### WORK TO DO
Scan the data below for the string "JSON". Show every line where it turns up.

-------------------------

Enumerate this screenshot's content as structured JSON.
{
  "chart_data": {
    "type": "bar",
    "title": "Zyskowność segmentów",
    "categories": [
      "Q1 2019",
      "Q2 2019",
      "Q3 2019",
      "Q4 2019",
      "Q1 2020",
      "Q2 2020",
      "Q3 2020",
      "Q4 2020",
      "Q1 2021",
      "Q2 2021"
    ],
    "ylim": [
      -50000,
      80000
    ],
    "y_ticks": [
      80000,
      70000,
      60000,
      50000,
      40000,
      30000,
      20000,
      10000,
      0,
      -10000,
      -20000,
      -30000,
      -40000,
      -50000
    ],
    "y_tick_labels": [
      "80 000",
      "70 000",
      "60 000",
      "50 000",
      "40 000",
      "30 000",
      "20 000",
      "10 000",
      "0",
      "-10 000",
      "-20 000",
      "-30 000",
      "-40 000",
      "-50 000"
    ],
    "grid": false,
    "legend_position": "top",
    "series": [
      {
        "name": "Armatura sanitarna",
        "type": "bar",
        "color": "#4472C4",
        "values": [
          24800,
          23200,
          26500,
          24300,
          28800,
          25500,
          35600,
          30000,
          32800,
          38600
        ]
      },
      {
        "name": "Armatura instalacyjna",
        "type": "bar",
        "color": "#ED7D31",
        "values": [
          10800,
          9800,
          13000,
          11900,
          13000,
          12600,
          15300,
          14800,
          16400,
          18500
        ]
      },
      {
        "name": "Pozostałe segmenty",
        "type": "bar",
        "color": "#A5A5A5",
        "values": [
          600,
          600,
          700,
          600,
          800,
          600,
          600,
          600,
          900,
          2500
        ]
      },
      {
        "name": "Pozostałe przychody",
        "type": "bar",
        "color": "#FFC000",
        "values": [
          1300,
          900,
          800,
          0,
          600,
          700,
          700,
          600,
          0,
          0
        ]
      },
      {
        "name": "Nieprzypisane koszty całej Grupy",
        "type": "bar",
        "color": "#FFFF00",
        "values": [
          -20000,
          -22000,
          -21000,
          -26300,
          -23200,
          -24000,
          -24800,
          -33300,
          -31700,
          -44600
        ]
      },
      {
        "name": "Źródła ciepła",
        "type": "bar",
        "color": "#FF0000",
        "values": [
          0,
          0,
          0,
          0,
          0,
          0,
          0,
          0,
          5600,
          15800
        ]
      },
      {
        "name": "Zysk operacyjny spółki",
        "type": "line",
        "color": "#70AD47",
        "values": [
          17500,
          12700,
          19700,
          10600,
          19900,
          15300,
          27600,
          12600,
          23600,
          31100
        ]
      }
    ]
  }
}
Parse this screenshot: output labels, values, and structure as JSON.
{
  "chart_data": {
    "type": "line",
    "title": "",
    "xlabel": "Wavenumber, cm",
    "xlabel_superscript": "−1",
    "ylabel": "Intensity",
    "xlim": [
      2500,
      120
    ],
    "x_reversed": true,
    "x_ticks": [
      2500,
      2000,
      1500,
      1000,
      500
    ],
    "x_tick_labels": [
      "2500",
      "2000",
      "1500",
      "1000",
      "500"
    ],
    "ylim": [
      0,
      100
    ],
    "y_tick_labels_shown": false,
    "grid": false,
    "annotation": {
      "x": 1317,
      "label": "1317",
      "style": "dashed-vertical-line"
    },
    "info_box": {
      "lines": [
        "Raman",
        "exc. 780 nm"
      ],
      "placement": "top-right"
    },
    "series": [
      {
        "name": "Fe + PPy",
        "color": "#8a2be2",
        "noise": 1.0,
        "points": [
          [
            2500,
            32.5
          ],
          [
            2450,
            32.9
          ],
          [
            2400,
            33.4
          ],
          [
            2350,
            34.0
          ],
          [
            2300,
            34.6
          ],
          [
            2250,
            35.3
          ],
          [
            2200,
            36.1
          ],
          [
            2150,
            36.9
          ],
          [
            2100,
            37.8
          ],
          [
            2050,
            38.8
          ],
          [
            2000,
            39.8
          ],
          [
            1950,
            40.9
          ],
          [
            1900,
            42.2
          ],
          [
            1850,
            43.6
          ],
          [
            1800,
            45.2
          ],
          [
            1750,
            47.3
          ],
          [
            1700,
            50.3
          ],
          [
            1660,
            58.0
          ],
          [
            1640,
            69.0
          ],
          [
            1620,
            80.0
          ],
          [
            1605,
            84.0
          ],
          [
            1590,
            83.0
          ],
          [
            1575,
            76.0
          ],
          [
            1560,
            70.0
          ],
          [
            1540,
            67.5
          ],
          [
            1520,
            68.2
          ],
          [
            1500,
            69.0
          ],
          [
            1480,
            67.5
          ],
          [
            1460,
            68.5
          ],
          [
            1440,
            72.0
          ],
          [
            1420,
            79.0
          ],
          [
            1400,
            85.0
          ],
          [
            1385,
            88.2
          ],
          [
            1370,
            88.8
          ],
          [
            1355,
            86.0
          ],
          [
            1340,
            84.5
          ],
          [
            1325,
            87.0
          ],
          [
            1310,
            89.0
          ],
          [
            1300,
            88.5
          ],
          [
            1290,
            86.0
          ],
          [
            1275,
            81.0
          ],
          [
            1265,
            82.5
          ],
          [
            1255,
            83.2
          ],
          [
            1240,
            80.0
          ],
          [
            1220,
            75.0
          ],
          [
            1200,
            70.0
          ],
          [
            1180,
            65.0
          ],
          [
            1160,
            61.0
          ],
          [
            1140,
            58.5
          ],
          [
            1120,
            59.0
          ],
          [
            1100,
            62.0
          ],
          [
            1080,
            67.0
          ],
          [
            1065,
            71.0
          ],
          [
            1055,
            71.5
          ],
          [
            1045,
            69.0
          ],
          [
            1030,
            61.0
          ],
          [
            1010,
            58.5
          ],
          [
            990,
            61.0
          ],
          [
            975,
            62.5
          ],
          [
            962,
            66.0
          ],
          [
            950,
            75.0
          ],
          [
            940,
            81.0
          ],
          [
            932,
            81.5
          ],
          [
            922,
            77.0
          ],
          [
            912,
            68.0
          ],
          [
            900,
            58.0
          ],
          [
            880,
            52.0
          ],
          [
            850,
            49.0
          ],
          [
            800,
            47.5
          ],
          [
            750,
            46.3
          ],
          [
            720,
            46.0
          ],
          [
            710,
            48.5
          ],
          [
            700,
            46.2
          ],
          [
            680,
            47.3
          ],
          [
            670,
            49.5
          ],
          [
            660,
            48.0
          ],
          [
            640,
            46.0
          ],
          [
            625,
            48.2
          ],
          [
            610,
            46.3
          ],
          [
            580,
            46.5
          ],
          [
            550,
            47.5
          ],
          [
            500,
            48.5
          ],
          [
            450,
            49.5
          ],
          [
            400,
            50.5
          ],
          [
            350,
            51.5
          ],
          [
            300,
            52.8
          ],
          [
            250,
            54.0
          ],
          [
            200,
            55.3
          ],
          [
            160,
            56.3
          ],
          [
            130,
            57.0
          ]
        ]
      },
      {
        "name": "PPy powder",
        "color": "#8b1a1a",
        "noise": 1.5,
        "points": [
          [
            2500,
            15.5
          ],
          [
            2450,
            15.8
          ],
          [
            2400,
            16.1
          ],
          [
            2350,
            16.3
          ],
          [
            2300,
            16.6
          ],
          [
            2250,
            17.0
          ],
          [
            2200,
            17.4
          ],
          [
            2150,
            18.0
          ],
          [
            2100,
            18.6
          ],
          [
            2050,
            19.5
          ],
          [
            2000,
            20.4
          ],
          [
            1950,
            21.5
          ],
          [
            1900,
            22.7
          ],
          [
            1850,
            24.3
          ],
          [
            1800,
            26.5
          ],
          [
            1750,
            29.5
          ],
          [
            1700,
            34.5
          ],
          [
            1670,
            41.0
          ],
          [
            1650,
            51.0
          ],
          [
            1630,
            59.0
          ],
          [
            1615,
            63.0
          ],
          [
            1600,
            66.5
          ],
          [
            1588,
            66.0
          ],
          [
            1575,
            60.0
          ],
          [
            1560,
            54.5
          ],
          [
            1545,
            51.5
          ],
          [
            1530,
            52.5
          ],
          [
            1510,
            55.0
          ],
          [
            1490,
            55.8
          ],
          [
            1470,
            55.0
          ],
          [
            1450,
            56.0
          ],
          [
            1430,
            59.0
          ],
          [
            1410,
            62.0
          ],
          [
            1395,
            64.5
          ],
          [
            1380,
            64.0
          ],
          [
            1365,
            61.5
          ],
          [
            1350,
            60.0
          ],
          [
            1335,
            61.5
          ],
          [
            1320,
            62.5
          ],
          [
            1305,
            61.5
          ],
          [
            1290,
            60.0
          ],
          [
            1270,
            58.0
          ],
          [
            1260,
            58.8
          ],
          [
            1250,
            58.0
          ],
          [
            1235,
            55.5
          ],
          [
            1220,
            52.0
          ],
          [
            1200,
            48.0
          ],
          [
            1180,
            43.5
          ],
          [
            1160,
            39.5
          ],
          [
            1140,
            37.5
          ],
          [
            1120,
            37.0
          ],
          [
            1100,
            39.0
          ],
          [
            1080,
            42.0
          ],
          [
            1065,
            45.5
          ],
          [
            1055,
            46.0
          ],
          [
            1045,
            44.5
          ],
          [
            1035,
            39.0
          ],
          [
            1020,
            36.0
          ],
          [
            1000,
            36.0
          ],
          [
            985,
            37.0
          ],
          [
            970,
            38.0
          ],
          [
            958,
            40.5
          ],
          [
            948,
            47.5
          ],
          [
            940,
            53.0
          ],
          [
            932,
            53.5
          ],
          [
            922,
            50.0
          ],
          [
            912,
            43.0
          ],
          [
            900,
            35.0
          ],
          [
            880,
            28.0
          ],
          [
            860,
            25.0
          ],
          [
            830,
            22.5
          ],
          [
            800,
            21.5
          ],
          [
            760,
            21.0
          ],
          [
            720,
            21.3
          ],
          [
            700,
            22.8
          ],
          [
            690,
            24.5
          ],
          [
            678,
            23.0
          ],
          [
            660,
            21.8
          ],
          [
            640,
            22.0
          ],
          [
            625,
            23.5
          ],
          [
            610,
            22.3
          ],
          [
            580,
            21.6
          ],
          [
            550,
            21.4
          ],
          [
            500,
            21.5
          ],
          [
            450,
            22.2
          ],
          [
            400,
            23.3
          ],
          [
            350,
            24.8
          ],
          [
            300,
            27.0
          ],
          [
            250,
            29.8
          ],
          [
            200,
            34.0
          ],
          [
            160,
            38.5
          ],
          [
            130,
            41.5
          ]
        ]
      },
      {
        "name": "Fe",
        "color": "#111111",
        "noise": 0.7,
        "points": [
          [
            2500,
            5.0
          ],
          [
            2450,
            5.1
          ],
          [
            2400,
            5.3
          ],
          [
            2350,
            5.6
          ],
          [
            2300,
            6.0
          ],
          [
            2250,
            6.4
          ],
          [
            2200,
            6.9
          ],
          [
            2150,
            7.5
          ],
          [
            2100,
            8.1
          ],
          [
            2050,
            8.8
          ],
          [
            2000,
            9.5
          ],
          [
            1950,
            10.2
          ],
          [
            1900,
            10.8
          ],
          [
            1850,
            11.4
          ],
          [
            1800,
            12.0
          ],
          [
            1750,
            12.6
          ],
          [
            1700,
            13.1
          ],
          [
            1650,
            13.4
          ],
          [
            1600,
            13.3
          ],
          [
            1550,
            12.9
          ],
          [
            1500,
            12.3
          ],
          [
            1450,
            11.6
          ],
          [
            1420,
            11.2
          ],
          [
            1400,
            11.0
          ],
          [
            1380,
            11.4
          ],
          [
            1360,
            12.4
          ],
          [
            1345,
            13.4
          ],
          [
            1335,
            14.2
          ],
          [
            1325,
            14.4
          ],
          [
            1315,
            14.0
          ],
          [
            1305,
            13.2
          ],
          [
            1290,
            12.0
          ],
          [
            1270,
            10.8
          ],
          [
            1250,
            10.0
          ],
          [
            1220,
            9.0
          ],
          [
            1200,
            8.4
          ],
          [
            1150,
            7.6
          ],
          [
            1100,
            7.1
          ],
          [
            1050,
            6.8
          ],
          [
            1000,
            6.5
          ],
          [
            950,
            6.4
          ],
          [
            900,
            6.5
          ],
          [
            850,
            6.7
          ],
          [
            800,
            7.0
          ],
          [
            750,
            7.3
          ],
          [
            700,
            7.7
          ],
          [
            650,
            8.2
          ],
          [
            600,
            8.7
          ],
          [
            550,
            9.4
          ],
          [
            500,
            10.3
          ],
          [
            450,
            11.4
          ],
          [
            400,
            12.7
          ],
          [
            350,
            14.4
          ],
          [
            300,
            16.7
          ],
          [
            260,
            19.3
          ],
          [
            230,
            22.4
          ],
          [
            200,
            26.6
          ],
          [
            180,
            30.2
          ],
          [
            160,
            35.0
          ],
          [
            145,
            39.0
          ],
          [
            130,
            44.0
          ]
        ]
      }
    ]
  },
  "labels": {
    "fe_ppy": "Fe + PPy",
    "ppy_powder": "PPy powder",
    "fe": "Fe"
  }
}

-------------------------

### EXERCISE OUTPUT
Enumerate this screenshot's content as structured JSON.
Parse this screenshot: output labels, values, and structure as JSON.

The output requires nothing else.